◆ Problem details ◆
Rewrite the part of the episode script starting at "Good Luck Charlie" and ending at "like this one.", swapping "lunch" for "dinner".

Good Luck Charlie s04e18 Episode Script

Accepted

Oh, hey.
You guys wanna hear a joke? All: No! Why not? Because they're never good.
Dad, your mouth is where jokes go to die.
I can be funny.
It's funny watching you try to tell a joke.
See, now that's funny.
Honey, why don't you just wait and tell your joke at lunch? But I have lunch at work.
Uh-huh.
You know what? You guys are gonna like this one.
So, guy walks into a store with a frog on a leash No no no! Sorry.
Frog's on his head.
So anyway, the frog says (Sighs) Ah, you shouldn't know the frog talks yet.
So, let's just forget I said that, okay? The store owner says And it doesn't have to be the store owner, could just be a guy who works there.
(All groan) - Okay okay.
- Or a girl, whatever.
You know what, guys? In the interest of time, let's just laugh now and get it over with.
- Okay.
Go.

◆ Data section ◆
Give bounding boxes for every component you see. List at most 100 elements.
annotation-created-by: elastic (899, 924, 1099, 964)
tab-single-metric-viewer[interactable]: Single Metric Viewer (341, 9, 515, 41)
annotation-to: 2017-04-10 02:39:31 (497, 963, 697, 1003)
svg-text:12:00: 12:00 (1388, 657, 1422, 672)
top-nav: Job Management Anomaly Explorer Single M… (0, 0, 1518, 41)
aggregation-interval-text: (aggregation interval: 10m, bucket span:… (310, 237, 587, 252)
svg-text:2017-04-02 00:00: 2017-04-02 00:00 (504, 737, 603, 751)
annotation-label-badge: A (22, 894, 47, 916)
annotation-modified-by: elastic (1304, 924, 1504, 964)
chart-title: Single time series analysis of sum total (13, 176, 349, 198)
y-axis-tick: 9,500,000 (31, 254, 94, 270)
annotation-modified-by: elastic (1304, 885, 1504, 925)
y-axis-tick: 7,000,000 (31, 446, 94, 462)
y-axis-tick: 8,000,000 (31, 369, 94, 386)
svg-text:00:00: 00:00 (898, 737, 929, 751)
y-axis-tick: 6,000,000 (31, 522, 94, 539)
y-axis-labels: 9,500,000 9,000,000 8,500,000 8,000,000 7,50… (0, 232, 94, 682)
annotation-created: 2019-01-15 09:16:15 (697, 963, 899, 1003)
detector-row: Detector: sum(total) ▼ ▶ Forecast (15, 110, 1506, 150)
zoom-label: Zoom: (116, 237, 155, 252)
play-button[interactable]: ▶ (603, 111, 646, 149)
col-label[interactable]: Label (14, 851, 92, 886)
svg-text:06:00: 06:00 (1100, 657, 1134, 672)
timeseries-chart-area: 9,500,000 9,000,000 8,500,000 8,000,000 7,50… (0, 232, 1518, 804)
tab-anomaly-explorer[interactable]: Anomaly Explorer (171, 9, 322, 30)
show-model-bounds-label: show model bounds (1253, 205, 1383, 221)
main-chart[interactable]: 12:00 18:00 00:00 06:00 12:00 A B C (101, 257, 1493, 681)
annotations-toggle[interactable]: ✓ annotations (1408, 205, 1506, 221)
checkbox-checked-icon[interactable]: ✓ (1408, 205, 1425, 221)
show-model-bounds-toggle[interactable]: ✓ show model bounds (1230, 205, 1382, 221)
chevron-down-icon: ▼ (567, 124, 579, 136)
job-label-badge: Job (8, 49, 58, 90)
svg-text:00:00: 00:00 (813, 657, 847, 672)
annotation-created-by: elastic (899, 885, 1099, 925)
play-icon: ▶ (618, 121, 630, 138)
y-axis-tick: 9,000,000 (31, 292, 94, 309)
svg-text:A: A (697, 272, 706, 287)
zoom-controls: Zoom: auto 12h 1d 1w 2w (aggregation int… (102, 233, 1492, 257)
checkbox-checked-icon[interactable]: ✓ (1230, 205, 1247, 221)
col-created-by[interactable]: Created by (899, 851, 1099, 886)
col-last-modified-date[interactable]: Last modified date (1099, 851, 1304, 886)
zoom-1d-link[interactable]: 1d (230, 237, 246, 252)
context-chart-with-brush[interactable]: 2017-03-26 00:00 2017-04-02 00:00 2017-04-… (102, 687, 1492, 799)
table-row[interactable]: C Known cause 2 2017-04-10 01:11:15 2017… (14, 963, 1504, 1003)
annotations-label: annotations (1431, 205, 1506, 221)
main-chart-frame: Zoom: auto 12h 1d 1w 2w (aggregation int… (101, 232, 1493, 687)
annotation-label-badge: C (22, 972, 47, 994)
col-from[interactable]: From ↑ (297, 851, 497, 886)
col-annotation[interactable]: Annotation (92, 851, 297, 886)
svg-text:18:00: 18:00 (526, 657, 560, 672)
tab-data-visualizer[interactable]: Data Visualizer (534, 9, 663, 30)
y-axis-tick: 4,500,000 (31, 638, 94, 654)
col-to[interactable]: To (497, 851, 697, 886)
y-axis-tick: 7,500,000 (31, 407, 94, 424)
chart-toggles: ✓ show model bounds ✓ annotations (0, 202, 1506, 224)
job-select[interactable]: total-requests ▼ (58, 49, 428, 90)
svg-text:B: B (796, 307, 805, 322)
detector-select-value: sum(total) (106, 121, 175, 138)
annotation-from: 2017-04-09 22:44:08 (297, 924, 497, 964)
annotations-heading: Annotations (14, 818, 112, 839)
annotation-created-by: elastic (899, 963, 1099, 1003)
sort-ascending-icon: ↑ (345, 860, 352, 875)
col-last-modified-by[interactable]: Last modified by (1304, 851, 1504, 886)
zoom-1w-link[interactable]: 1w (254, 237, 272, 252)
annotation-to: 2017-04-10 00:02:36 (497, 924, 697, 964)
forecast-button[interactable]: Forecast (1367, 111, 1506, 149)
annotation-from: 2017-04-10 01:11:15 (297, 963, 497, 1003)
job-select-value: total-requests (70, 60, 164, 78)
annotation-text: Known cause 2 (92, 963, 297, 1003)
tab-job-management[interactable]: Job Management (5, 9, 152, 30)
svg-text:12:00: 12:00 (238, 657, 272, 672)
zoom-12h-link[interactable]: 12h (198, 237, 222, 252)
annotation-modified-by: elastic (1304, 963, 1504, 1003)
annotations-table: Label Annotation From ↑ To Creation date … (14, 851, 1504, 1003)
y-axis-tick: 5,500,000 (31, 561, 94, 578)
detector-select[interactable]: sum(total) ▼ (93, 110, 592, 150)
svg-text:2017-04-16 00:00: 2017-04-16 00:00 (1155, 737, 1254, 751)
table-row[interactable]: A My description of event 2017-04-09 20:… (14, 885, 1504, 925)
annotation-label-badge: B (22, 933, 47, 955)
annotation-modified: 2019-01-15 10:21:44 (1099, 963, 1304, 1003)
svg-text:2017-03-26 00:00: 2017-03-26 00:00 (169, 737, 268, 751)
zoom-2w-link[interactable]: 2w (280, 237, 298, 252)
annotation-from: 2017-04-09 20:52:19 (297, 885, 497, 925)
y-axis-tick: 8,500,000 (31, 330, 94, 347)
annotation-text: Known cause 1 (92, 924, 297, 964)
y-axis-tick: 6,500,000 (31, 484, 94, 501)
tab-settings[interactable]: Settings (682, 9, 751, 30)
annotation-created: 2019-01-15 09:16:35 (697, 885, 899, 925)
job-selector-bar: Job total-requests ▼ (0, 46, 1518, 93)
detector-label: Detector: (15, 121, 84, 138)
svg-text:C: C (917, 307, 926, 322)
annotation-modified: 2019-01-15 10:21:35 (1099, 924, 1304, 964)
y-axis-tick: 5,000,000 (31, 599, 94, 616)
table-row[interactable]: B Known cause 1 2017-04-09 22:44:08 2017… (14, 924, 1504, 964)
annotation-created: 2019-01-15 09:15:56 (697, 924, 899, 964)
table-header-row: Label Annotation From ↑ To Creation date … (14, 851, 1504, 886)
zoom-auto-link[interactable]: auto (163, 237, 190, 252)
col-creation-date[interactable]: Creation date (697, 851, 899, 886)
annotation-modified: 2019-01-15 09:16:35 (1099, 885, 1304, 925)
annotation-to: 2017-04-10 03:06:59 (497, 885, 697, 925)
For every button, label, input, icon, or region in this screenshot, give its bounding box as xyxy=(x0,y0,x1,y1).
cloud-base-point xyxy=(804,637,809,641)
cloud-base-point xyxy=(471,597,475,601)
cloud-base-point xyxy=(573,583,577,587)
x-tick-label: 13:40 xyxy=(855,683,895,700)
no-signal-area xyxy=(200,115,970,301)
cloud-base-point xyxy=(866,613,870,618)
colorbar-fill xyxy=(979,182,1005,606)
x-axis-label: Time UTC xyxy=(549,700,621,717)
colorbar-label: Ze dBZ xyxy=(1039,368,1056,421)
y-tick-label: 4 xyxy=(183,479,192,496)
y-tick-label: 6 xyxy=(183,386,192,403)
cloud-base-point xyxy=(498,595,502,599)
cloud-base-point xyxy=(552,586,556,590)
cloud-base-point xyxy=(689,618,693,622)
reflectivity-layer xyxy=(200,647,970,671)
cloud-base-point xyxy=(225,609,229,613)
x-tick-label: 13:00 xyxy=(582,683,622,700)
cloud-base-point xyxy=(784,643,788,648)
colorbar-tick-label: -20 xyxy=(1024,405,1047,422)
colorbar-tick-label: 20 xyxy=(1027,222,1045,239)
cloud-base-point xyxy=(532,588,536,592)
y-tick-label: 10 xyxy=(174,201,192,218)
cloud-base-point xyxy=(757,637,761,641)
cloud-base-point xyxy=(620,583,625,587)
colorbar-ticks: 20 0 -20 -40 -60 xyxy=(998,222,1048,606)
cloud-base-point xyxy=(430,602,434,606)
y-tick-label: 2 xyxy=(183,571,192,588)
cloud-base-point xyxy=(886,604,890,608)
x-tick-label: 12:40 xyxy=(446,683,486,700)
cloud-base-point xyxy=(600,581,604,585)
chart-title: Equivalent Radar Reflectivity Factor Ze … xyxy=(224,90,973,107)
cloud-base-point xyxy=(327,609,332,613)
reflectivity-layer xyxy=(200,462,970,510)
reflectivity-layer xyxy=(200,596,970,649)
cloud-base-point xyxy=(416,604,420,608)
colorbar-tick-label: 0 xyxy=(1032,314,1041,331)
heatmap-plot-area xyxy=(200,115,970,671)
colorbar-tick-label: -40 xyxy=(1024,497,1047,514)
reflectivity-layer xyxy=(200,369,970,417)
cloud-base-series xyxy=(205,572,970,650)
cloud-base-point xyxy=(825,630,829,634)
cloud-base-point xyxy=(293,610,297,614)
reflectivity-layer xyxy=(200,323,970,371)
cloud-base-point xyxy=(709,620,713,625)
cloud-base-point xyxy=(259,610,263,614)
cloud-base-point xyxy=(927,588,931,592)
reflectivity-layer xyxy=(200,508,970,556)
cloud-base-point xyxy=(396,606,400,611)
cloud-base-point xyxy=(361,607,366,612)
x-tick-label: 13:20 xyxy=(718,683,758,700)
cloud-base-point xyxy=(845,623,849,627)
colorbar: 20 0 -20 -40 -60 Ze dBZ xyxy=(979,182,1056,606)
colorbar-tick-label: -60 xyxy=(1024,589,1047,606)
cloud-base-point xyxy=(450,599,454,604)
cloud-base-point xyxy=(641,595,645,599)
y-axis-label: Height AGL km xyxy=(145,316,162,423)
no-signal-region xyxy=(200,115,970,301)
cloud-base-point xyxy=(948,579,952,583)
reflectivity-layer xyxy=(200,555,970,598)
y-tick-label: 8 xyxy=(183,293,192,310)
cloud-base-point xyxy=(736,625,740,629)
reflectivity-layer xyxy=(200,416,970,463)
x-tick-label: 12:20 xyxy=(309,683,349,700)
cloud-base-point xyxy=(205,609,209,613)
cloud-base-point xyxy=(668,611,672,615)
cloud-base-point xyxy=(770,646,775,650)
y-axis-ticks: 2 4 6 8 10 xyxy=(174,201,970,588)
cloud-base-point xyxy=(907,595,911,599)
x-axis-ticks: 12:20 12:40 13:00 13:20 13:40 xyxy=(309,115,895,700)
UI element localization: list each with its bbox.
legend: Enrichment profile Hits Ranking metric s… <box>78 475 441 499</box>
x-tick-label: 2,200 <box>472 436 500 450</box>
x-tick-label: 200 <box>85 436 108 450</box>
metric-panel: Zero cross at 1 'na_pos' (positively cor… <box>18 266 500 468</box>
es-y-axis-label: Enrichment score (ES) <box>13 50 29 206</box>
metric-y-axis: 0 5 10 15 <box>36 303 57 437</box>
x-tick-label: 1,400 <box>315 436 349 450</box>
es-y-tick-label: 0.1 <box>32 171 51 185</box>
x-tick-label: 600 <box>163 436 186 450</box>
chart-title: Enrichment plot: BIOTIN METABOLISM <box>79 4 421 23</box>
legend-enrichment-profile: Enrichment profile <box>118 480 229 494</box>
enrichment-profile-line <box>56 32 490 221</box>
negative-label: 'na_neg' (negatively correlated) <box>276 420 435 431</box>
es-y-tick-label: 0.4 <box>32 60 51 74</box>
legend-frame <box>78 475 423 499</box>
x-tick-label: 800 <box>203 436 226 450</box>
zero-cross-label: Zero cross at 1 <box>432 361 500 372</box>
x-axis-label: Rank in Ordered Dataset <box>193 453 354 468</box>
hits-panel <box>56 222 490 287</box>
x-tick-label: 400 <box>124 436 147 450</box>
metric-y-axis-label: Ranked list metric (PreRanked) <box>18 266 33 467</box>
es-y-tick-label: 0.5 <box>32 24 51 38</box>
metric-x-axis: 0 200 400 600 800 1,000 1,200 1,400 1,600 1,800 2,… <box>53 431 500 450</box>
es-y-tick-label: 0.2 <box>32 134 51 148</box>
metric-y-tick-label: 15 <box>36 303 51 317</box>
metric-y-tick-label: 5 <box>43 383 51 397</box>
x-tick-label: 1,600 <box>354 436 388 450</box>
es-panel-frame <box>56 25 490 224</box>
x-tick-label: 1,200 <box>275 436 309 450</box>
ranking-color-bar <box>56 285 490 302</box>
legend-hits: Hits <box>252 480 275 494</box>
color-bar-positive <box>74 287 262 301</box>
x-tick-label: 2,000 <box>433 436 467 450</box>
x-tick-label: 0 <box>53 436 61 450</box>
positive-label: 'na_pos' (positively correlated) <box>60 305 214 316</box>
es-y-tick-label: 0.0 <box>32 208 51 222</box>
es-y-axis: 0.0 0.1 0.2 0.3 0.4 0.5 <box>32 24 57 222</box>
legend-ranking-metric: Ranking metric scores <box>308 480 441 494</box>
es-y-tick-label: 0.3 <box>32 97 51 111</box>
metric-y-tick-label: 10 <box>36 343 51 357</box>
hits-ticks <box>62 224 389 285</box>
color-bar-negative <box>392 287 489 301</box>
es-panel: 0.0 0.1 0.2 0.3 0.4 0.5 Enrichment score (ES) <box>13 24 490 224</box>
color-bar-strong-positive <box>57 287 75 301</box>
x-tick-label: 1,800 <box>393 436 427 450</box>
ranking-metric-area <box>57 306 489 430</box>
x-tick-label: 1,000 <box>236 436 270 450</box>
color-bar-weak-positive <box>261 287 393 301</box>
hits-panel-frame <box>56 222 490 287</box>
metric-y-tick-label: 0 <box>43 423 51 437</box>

◆ Output for this exercise ◆
Good Luck Charlie s04e18 Episode Script

Accepted

Oh, hey.
You guys wanna hear a joke? All: No! Why not? Because they're never good.
Dad, your mouth is where jokes go to die.
I can be funny.
It's funny watching you try to tell a joke.
See, now that's funny.
Honey, why don't you just wait and tell your joke at dinner? But I have dinner at work.
Uh-huh.
You know what? You guys are gonna like this one.